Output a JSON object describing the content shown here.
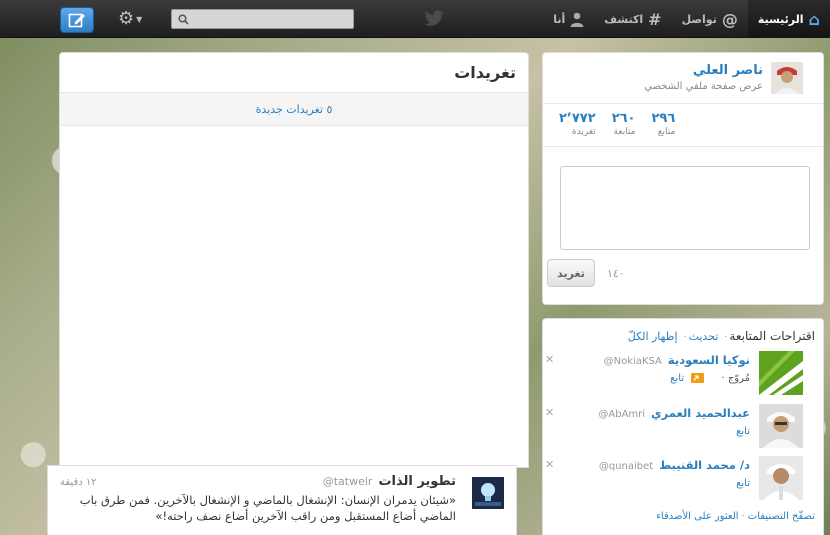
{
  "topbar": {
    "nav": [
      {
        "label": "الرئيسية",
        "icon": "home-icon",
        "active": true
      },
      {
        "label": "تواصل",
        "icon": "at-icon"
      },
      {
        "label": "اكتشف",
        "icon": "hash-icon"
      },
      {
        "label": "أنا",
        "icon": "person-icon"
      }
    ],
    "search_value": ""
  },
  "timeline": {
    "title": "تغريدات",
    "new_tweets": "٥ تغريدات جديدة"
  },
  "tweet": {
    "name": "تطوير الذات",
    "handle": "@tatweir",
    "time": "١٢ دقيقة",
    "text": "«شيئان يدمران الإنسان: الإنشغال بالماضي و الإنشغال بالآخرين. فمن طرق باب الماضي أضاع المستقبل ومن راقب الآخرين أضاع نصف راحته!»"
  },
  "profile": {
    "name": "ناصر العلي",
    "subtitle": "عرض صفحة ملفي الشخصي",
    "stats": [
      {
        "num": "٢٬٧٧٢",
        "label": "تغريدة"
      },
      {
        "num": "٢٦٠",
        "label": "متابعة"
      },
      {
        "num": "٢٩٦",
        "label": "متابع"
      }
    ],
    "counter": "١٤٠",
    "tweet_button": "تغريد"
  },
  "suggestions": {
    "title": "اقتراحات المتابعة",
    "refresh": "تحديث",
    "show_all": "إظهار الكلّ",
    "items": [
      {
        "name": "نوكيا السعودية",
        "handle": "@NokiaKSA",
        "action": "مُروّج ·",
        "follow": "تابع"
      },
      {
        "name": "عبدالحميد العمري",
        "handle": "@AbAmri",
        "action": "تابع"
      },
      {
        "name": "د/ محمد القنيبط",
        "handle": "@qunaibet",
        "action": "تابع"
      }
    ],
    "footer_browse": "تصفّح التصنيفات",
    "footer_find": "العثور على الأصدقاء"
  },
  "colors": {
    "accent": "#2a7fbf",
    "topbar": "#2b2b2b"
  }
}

****

*Instructions for the task*:
Give back every line exactly as it stands, pictures excluded.

*Written response*:
Output a JSON object describing the content shown here.
{
  "topbar": {
    "nav": [
      {
        "label": "الرئيسية",
        "icon": "home-icon",
        "active": true
      },
      {
        "label": "تواصل",
        "icon": "at-icon"
      },
      {
        "label": "اكتشف",
        "icon": "hash-icon"
      },
      {
        "label": "أنا",
        "icon": "person-icon"
      }
    ],
    "search_value": ""
  },
  "timeline": {
    "title": "تغريدات",
    "new_tweets": "٥ تغريدات جديدة"
  },
  "tweet": {
    "name": "تطوير الذات",
    "handle": "@tatweir",
    "time": "١٢ دقيقة",
    "text": "«شيئان يدمران الإنسان: الإنشغال بالماضي و الإنشغال بالآخرين. فمن طرق باب الماضي أضاع المستقبل ومن راقب الآخرين أضاع نصف راحته!»"
  },
  "profile": {
    "name": "ناصر العلي",
    "subtitle": "عرض صفحة ملفي الشخصي",
    "stats": [
      {
        "num": "٢٬٧٧٢",
        "label": "تغريدة"
      },
      {
        "num": "٢٦٠",
        "label": "متابعة"
      },
      {
        "num": "٢٩٦",
        "label": "متابع"
      }
    ],
    "counter": "١٤٠",
    "tweet_button": "تغريد"
  },
  "suggestions": {
    "title": "اقتراحات المتابعة",
    "refresh": "تحديث",
    "show_all": "إظهار الكلّ",
    "items": [
      {
        "name": "نوكيا السعودية",
        "handle": "@NokiaKSA",
        "action": "مُروّج ·",
        "follow": "تابع"
      },
      {
        "name": "عبدالحميد العمري",
        "handle": "@AbAmri",
        "action": "تابع"
      },
      {
        "name": "د/ محمد القنيبط",
        "handle": "@qunaibet",
        "action": "تابع"
      }
    ],
    "footer_browse": "تصفّح التصنيفات",
    "footer_find": "العثور على الأصدقاء"
  },
  "colors": {
    "accent": "#2a7fbf",
    "topbar": "#2b2b2b"
  }
}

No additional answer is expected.